▶ [OBJECTIVE]:
Tally the lines that include "Penguins". Output the number only.

- - - - -

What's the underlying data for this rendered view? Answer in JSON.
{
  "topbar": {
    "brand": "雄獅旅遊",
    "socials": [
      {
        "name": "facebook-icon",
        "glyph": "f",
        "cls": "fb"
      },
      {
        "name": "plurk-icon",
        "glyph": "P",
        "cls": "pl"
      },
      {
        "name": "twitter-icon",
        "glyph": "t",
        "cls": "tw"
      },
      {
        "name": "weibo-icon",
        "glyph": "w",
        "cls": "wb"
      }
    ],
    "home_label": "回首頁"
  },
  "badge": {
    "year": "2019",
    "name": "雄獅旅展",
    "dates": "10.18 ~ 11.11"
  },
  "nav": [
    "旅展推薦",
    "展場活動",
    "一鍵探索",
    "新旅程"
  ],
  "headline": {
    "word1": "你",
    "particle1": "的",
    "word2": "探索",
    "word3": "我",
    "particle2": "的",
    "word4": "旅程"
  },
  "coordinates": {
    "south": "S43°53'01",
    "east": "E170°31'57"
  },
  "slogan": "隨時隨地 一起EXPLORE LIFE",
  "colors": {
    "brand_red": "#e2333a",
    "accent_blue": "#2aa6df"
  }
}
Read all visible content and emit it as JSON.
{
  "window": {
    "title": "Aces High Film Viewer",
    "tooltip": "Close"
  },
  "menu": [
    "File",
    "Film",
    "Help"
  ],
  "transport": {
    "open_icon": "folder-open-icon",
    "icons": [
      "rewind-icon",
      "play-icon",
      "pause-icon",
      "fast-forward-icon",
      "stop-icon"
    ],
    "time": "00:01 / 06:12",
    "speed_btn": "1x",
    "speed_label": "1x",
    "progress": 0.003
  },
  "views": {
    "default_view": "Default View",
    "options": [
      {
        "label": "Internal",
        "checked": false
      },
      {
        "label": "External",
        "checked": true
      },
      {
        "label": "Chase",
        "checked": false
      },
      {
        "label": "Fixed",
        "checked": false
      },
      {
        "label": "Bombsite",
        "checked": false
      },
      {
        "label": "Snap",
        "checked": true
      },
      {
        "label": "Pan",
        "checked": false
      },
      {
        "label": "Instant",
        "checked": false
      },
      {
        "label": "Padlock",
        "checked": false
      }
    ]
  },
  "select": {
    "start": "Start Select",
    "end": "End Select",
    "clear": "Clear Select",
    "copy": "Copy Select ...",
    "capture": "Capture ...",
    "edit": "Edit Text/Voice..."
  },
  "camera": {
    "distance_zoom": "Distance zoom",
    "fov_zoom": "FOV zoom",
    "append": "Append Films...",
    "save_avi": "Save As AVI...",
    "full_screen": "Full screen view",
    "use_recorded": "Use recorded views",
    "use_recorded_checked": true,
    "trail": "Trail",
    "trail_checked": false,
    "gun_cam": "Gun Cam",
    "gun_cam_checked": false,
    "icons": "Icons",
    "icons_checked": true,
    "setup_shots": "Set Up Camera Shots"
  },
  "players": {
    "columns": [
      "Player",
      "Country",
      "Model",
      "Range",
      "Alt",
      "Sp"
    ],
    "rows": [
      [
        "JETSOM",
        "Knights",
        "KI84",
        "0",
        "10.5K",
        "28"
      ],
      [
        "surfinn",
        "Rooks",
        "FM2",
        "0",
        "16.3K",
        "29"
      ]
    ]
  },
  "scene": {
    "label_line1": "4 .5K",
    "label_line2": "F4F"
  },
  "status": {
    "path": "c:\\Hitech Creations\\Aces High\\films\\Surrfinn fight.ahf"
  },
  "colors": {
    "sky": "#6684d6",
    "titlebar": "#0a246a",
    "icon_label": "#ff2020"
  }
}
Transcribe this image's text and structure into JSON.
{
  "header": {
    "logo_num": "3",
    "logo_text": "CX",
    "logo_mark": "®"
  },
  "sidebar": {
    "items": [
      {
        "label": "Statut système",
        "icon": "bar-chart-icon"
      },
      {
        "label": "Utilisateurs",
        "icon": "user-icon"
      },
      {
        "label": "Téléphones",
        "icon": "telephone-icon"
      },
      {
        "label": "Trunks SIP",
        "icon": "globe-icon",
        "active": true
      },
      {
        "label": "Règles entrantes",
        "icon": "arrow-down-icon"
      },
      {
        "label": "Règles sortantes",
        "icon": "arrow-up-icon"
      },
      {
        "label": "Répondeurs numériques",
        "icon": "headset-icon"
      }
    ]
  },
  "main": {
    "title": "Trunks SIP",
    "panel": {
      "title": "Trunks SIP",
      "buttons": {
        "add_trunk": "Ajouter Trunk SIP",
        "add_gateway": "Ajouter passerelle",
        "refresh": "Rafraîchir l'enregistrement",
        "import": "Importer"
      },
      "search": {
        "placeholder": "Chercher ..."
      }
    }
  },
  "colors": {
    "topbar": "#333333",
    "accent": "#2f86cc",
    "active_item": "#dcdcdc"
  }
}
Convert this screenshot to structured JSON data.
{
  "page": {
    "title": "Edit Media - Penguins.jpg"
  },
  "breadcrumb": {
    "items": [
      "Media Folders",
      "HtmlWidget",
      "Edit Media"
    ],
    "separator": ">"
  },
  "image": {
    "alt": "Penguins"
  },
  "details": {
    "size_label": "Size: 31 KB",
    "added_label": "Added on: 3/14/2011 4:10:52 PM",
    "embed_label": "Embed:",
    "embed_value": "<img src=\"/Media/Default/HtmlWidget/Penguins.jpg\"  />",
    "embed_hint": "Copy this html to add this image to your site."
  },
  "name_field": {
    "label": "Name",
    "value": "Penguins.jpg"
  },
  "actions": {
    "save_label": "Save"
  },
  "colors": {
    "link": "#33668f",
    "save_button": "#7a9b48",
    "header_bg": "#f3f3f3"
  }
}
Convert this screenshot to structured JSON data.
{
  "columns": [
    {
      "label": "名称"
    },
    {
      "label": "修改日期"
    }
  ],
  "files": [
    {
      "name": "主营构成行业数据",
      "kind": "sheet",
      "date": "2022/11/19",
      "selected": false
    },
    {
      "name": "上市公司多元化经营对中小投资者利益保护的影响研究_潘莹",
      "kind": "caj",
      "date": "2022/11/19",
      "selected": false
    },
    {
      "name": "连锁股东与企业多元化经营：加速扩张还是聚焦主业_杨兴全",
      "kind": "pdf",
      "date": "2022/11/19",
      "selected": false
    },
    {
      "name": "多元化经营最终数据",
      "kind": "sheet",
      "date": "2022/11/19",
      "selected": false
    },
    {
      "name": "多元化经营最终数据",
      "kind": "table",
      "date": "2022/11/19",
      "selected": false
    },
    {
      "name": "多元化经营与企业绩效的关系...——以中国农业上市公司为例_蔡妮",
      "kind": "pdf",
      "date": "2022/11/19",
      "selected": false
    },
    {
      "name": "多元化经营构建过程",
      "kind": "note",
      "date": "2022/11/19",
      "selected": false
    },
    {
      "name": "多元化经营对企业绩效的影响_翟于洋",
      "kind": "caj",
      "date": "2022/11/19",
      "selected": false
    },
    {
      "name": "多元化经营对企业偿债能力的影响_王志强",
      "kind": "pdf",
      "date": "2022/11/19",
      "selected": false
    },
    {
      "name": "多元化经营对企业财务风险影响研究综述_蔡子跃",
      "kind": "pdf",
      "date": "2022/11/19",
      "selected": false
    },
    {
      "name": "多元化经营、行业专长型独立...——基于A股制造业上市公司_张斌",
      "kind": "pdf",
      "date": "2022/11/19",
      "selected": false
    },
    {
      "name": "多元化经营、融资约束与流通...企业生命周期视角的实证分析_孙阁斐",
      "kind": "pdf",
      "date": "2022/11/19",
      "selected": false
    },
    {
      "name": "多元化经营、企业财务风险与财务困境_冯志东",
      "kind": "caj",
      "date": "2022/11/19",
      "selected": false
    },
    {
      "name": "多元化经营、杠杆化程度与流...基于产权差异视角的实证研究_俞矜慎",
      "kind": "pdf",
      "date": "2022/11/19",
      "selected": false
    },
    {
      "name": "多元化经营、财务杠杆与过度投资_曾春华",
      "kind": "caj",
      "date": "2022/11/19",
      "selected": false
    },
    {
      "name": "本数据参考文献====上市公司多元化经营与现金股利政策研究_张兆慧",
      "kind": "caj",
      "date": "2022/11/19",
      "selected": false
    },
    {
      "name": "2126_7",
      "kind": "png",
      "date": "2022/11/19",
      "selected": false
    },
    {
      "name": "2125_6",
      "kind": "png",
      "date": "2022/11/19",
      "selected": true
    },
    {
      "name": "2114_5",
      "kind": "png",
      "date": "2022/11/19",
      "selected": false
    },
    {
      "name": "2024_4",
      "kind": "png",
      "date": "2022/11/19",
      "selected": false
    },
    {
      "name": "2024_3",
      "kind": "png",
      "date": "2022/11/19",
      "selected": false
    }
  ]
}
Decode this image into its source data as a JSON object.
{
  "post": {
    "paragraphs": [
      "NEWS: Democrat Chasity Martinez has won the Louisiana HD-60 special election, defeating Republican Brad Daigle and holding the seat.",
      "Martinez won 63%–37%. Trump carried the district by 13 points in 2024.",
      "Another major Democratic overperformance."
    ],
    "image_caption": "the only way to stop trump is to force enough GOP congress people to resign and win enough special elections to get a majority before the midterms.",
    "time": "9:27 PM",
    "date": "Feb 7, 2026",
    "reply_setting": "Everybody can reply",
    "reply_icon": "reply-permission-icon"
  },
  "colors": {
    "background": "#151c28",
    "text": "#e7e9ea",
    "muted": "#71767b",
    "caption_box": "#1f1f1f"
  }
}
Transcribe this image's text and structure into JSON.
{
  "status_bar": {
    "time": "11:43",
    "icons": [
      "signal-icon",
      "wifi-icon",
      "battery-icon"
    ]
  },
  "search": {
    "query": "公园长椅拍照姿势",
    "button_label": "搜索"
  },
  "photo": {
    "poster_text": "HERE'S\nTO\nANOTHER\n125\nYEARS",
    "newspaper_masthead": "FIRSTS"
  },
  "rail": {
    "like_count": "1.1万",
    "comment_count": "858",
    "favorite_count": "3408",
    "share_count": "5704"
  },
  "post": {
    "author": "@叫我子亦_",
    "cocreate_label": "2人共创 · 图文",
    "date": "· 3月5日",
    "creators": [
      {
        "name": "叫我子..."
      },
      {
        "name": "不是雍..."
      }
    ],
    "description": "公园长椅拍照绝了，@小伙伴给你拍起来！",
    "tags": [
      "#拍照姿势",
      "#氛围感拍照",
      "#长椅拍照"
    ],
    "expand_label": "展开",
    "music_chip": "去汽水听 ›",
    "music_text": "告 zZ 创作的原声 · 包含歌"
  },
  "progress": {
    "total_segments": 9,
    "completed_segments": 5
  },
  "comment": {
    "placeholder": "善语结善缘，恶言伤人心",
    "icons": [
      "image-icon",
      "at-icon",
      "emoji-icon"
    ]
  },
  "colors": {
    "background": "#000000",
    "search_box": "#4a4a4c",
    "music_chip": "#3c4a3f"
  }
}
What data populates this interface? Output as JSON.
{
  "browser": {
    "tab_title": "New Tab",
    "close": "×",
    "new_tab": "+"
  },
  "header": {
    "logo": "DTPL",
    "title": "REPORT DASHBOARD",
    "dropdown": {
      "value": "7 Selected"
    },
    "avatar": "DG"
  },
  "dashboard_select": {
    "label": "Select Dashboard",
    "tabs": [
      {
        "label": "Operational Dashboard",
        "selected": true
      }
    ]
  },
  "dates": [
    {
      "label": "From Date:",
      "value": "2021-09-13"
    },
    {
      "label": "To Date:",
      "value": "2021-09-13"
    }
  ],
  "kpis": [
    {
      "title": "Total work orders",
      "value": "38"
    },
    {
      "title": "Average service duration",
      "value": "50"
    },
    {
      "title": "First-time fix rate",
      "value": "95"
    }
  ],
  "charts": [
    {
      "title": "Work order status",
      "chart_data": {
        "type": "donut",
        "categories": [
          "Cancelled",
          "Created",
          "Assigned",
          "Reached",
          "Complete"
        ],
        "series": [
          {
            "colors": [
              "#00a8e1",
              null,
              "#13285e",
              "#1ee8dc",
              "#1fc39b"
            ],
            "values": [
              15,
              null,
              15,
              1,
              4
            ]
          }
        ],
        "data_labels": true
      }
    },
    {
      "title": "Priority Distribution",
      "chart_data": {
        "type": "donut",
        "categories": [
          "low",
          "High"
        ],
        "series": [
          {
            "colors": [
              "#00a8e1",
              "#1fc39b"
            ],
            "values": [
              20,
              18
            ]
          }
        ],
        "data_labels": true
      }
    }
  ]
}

- - - - -

▶ [EXERCISE OUTPUT]:
4